## Set problem:
Repeat the material exactly, leaving nothing out.

━━ Extracted data ━━

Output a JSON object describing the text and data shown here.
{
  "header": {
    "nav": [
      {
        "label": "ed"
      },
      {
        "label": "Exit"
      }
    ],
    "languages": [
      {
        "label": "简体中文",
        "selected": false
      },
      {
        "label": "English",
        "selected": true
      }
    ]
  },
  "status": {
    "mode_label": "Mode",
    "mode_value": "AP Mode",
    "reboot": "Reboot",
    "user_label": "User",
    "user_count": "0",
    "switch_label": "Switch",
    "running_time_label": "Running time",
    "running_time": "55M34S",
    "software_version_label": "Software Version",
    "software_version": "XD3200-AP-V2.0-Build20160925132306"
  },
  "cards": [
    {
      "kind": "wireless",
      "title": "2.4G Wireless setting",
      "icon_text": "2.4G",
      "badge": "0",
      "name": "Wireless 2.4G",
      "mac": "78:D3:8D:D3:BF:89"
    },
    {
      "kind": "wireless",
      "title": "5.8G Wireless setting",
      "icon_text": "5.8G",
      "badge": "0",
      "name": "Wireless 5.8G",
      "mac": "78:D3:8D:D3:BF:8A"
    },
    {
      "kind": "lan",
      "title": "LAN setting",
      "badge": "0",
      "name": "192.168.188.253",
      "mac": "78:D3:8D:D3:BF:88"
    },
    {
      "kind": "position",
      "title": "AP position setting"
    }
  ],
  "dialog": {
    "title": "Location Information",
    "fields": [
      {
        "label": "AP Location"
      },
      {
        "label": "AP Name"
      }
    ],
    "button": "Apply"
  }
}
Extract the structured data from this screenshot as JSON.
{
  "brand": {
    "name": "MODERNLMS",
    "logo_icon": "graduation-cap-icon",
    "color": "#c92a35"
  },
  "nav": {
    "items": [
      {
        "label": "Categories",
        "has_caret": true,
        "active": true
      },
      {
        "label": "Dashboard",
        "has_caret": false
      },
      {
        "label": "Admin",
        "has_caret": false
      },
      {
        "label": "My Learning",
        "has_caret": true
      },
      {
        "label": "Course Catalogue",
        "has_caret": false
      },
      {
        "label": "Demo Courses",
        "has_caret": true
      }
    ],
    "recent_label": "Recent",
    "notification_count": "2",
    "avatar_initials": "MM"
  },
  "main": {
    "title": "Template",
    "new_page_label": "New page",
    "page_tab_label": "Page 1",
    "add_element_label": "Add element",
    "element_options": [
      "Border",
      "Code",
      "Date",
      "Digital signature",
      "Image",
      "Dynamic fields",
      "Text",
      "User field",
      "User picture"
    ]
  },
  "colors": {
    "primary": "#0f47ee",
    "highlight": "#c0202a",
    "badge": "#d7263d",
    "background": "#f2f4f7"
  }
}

━━━

## The solution:
Output a JSON object describing the text and data shown here.
{
  "header": {
    "nav": [
      {
        "label": "ed"
      },
      {
        "label": "Exit"
      }
    ],
    "languages": [
      {
        "label": "简体中文",
        "selected": false
      },
      {
        "label": "English",
        "selected": true
      }
    ]
  },
  "status": {
    "mode_label": "Mode",
    "mode_value": "AP Mode",
    "reboot": "Reboot",
    "user_label": "User",
    "user_count": "0",
    "switch_label": "Switch",
    "running_time_label": "Running time",
    "running_time": "55M34S",
    "software_version_label": "Software Version",
    "software_version": "XD3200-AP-V2.0-Build20160925132306"
  },
  "cards": [
    {
      "kind": "wireless",
      "title": "2.4G Wireless setting",
      "icon_text": "2.4G",
      "badge": "0",
      "name": "Wireless 2.4G",
      "mac": "78:D3:8D:D3:BF:89"
    },
    {
      "kind": "wireless",
      "title": "5.8G Wireless setting",
      "icon_text": "5.8G",
      "badge": "0",
      "name": "Wireless 5.8G",
      "mac": "78:D3:8D:D3:BF:8A"
    },
    {
      "kind": "lan",
      "title": "LAN setting",
      "badge": "0",
      "name": "192.168.188.253",
      "mac": "78:D3:8D:D3:BF:88"
    },
    {
      "kind": "position",
      "title": "AP position setting"
    }
  ],
  "dialog": {
    "title": "Location Information",
    "fields": [
      {
        "label": "AP Location"
      },
      {
        "label": "AP Name"
      }
    ],
    "button": "Apply"
  }
}
Extract the structured data from this screenshot as JSON.
{
  "brand": {
    "name": "MODERNLMS",
    "logo_icon": "graduation-cap-icon",
    "color": "#c92a35"
  },
  "nav": {
    "items": [
      {
        "label": "Categories",
        "has_caret": true,
        "active": true
      },
      {
        "label": "Dashboard",
        "has_caret": false
      },
      {
        "label": "Admin",
        "has_caret": false
      },
      {
        "label": "My Learning",
        "has_caret": true
      },
      {
        "label": "Course Catalogue",
        "has_caret": false
      },
      {
        "label": "Demo Courses",
        "has_caret": true
      }
    ],
    "recent_label": "Recent",
    "notification_count": "2",
    "avatar_initials": "MM"
  },
  "main": {
    "title": "Template",
    "new_page_label": "New page",
    "page_tab_label": "Page 1",
    "add_element_label": "Add element",
    "element_options": [
      "Border",
      "Code",
      "Date",
      "Digital signature",
      "Image",
      "Dynamic fields",
      "Text",
      "User field",
      "User picture"
    ]
  },
  "colors": {
    "primary": "#0f47ee",
    "highlight": "#c0202a",
    "badge": "#d7263d",
    "background": "#f2f4f7"
  }
}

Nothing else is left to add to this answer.